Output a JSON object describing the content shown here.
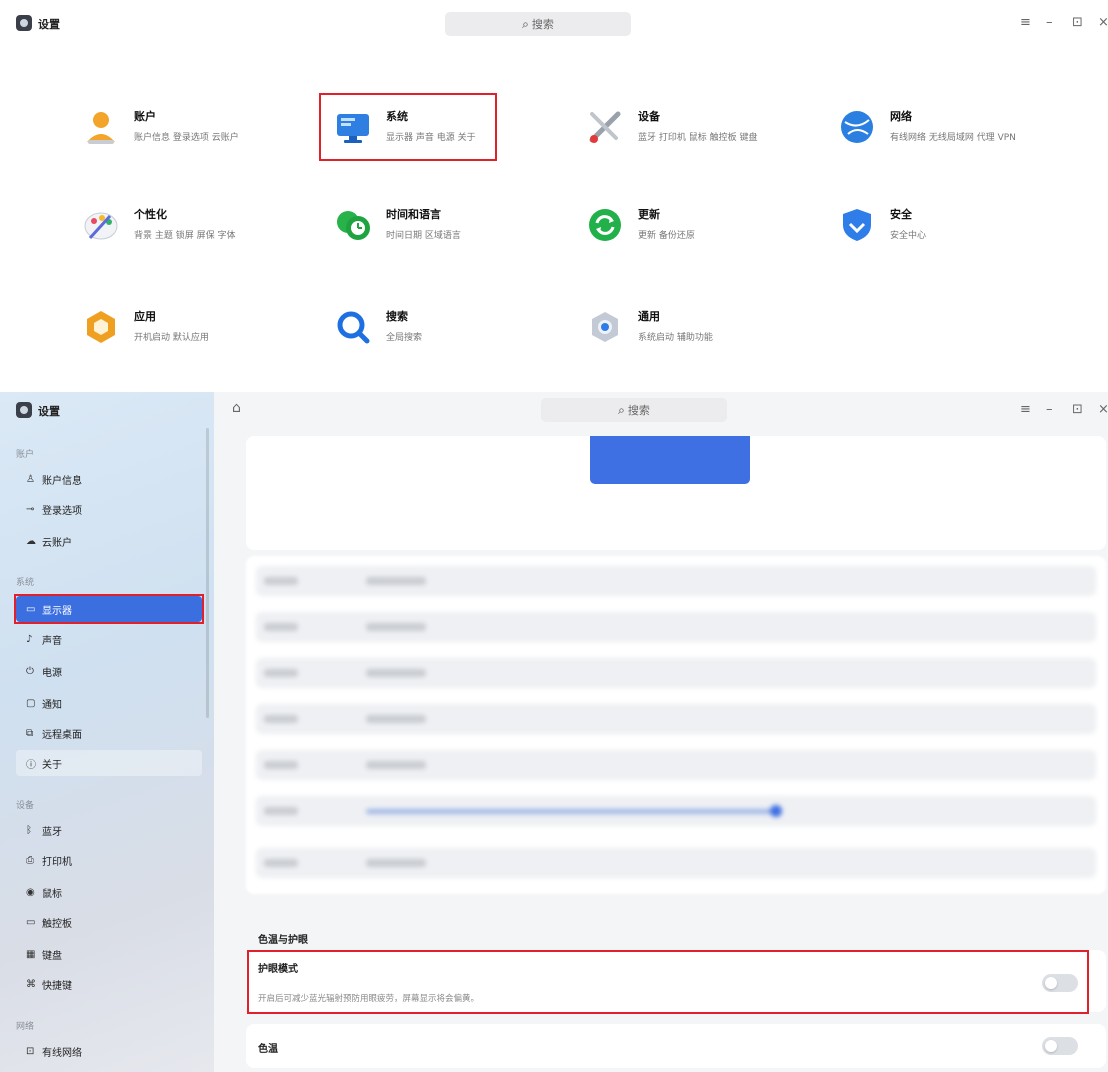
{
  "top_window": {
    "title": "设置",
    "search_placeholder": "搜索",
    "search_glyph": "⌕",
    "controls": {
      "menu": "≡",
      "minimize": "–",
      "restore": "⊡",
      "close": "×"
    },
    "tiles": [
      {
        "title": "账户",
        "subtitle": "账户信息 登录选项 云账户",
        "icon": "user-icon",
        "color": "#f2a52a"
      },
      {
        "title": "系统",
        "subtitle": "显示器 声音 电源 关于",
        "icon": "monitor-icon",
        "color": "#2f7fe2"
      },
      {
        "title": "设备",
        "subtitle": "蓝牙 打印机 鼠标 触控板 键盘",
        "icon": "tools-icon",
        "color": "#9aa1ab"
      },
      {
        "title": "网络",
        "subtitle": "有线网络 无线局域网 代理 VPN",
        "icon": "globe-icon",
        "color": "#2b7fe0"
      },
      {
        "title": "个性化",
        "subtitle": "背景 主题 锁屏 屏保 字体",
        "icon": "palette-icon",
        "color": "#5b6bd8"
      },
      {
        "title": "时间和语言",
        "subtitle": "时间日期 区域语言",
        "icon": "time-language-icon",
        "color": "#27b24a"
      },
      {
        "title": "更新",
        "subtitle": "更新 备份还原",
        "icon": "update-icon",
        "color": "#22b04a"
      },
      {
        "title": "安全",
        "subtitle": "安全中心",
        "icon": "shield-icon",
        "color": "#2e7de8"
      },
      {
        "title": "应用",
        "subtitle": "开机启动 默认应用",
        "icon": "app-icon",
        "color": "#f0a020"
      },
      {
        "title": "搜索",
        "subtitle": "全局搜索",
        "icon": "search-app-icon",
        "color": "#1e6fe0"
      },
      {
        "title": "通用",
        "subtitle": "系统启动 辅助功能",
        "icon": "general-icon",
        "color": "#9aa6b8"
      }
    ]
  },
  "bottom_window": {
    "title": "设置",
    "home_glyph": "⌂",
    "search_placeholder": "搜索",
    "search_glyph": "⌕",
    "controls": {
      "menu": "≡",
      "minimize": "–",
      "restore": "⊡",
      "close": "×"
    },
    "sidebar": {
      "groups": [
        {
          "label": "账户",
          "items": [
            {
              "label": "账户信息",
              "glyph": "♙"
            },
            {
              "label": "登录选项",
              "glyph": "⊸"
            },
            {
              "label": "云账户",
              "glyph": "☁"
            }
          ]
        },
        {
          "label": "系统",
          "items": [
            {
              "label": "显示器",
              "glyph": "▭"
            },
            {
              "label": "声音",
              "glyph": "♪"
            },
            {
              "label": "电源",
              "glyph": "⏻"
            },
            {
              "label": "通知",
              "glyph": "▢"
            },
            {
              "label": "远程桌面",
              "glyph": "⧉"
            },
            {
              "label": "关于",
              "glyph": "ⓘ"
            }
          ]
        },
        {
          "label": "设备",
          "items": [
            {
              "label": "蓝牙",
              "glyph": "ᛒ"
            },
            {
              "label": "打印机",
              "glyph": "⎙"
            },
            {
              "label": "鼠标",
              "glyph": "◉"
            },
            {
              "label": "触控板",
              "glyph": "▭"
            },
            {
              "label": "键盘",
              "glyph": "▦"
            },
            {
              "label": "快捷键",
              "glyph": "⌘"
            }
          ]
        },
        {
          "label": "网络",
          "items": [
            {
              "label": "有线网络",
              "glyph": "⊡"
            }
          ]
        }
      ]
    },
    "main": {
      "section_title": "色温与护眼",
      "eye_protection": {
        "title": "护眼模式",
        "description": "开启后可减少蓝光辐射预防用眼疲劳，屏幕显示将会偏黄。",
        "enabled": false
      },
      "color_temperature": {
        "title": "色温",
        "enabled": false
      }
    }
  },
  "colors": {
    "accent": "#3b6fe0",
    "highlight": "#e0202a"
  }
}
○ ○ ○
▶ **Requirement**
Gather every line from the entries above where the word "icon" appears, and copy them.

▶ **Reply**
        "icon": "user-icon",
        "icon": "monitor-icon",
        "icon": "tools-icon",
        "icon": "globe-icon",
        "icon": "palette-icon",
        "icon": "time-language-icon",
        "icon": "update-icon",
        "icon": "shield-icon",
        "icon": "app-icon",
        "icon": "search-app-icon",
        "icon": "general-icon",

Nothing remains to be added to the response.